• [WHAT IS EXPECTED]: Your task is to copy the lines from the line containing "Extract the structured" through the end of the listing below, both included, without any pictures.

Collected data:
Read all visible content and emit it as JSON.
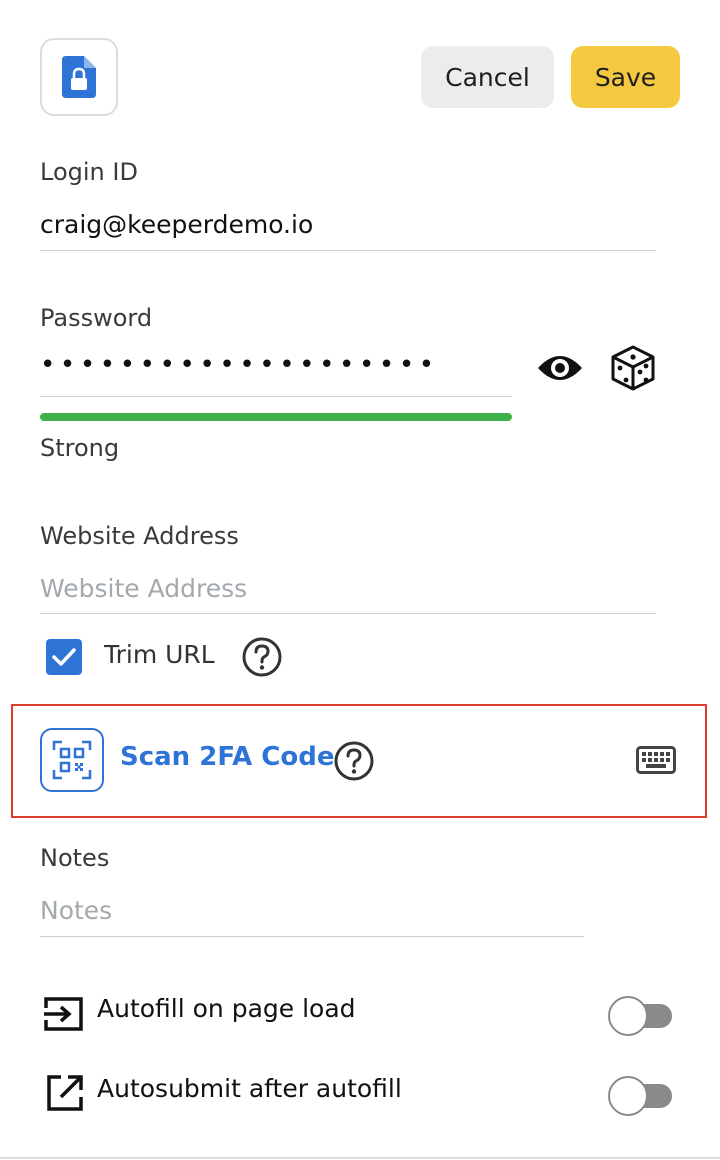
{
  "header": {
    "record_icon": "document-lock-icon",
    "cancel_label": "Cancel",
    "save_label": "Save"
  },
  "login": {
    "label": "Login ID",
    "value": "craig@keeperdemo.io"
  },
  "password": {
    "label": "Password",
    "masked_value": "••••••••••••••••••••",
    "strength_label": "Strong",
    "strength_level": 1.0,
    "show_icon": "eye-icon",
    "generate_icon": "dice-icon"
  },
  "website": {
    "label": "Website Address",
    "placeholder": "Website Address",
    "trim_url_label": "Trim URL",
    "trim_url_checked": true
  },
  "twofa": {
    "label": "Scan 2FA Code",
    "qr_icon": "qr-code-icon",
    "keyboard_icon": "keyboard-icon"
  },
  "notes": {
    "label": "Notes",
    "placeholder": "Notes"
  },
  "options": {
    "autofill_label": "Autofill on page load",
    "autofill_enabled": false,
    "autosubmit_label": "Autosubmit after autofill",
    "autosubmit_enabled": false
  },
  "colors": {
    "accent_blue": "#2e73d6",
    "save_yellow": "#f5c93f",
    "strength_green": "#3db04a",
    "focus_red": "#dd3d2a"
  }
}
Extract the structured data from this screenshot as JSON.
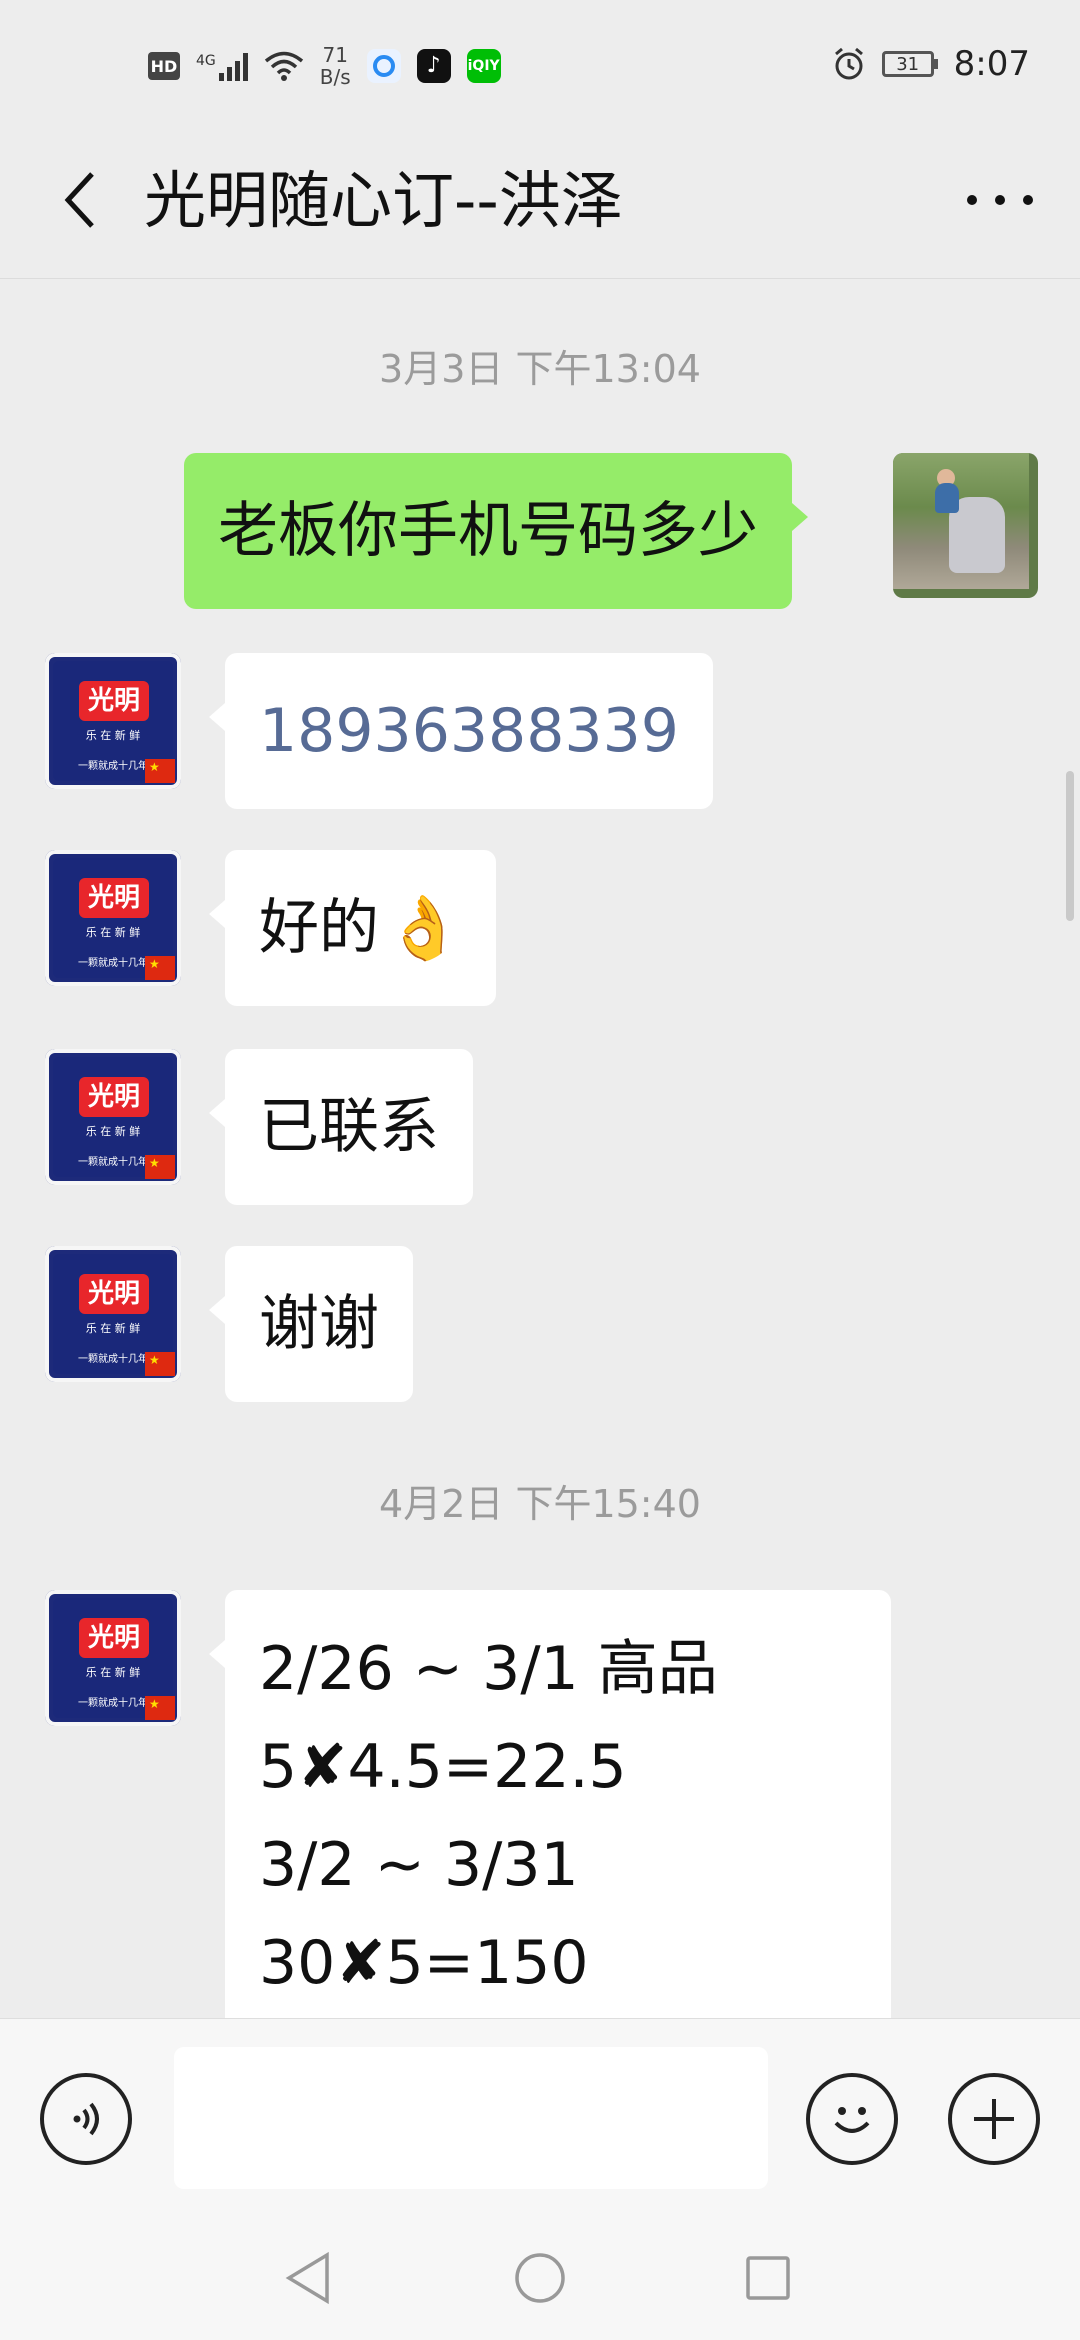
{
  "status_bar": {
    "hd_label": "HD",
    "network_label": "4G",
    "speed_value": "71",
    "speed_unit": "B/s",
    "battery_level": "31",
    "time": "8:07",
    "app_icons": [
      "browser-icon",
      "tiktok-icon",
      "iqiyi-icon"
    ]
  },
  "header": {
    "title": "光明随心订--洪泽"
  },
  "messages": {
    "timestamp1": "3月3日 下午13:04",
    "m1_text": "老板你手机号码多少",
    "m2_text": "18936388339",
    "m3_text": "好的",
    "m3_emoji": "👌",
    "m4_text": "已联系",
    "m5_text": "谢谢",
    "timestamp2": "4月2日 下午15:40",
    "m6_lines": [
      "2/26 ~ 3/1  高品",
      "5✘4.5=22.5",
      "3/2 ~ 3/31",
      "30✘5=150"
    ]
  },
  "brand_avatar": {
    "logo_text": "光明",
    "tagline": "乐 在 新 鲜",
    "slogan": "一颗就成十几年"
  },
  "colors": {
    "background": "#ededed",
    "sent_bubble": "#95ec69",
    "received_bubble": "#ffffff",
    "link_number": "#576b95"
  }
}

• [WRITTEN RESPONSE]:
Extract the structured data from this screenshot as JSON.
{
  "status_bar": {
    "hd_label": "HD",
    "network_label": "4G",
    "speed_value": "71",
    "speed_unit": "B/s",
    "battery_level": "31",
    "time": "8:07",
    "app_icons": [
      "browser-icon",
      "tiktok-icon",
      "iqiyi-icon"
    ]
  },
  "header": {
    "title": "光明随心订--洪泽"
  },
  "messages": {
    "timestamp1": "3月3日 下午13:04",
    "m1_text": "老板你手机号码多少",
    "m2_text": "18936388339",
    "m3_text": "好的",
    "m3_emoji": "👌",
    "m4_text": "已联系",
    "m5_text": "谢谢",
    "timestamp2": "4月2日 下午15:40",
    "m6_lines": [
      "2/26 ~ 3/1  高品",
      "5✘4.5=22.5",
      "3/2 ~ 3/31",
      "30✘5=150"
    ]
  },
  "brand_avatar": {
    "logo_text": "光明",
    "tagline": "乐 在 新 鲜",
    "slogan": "一颗就成十几年"
  },
  "colors": {
    "background": "#ededed",
    "sent_bubble": "#95ec69",
    "received_bubble": "#ffffff",
    "link_number": "#576b95"
  }
}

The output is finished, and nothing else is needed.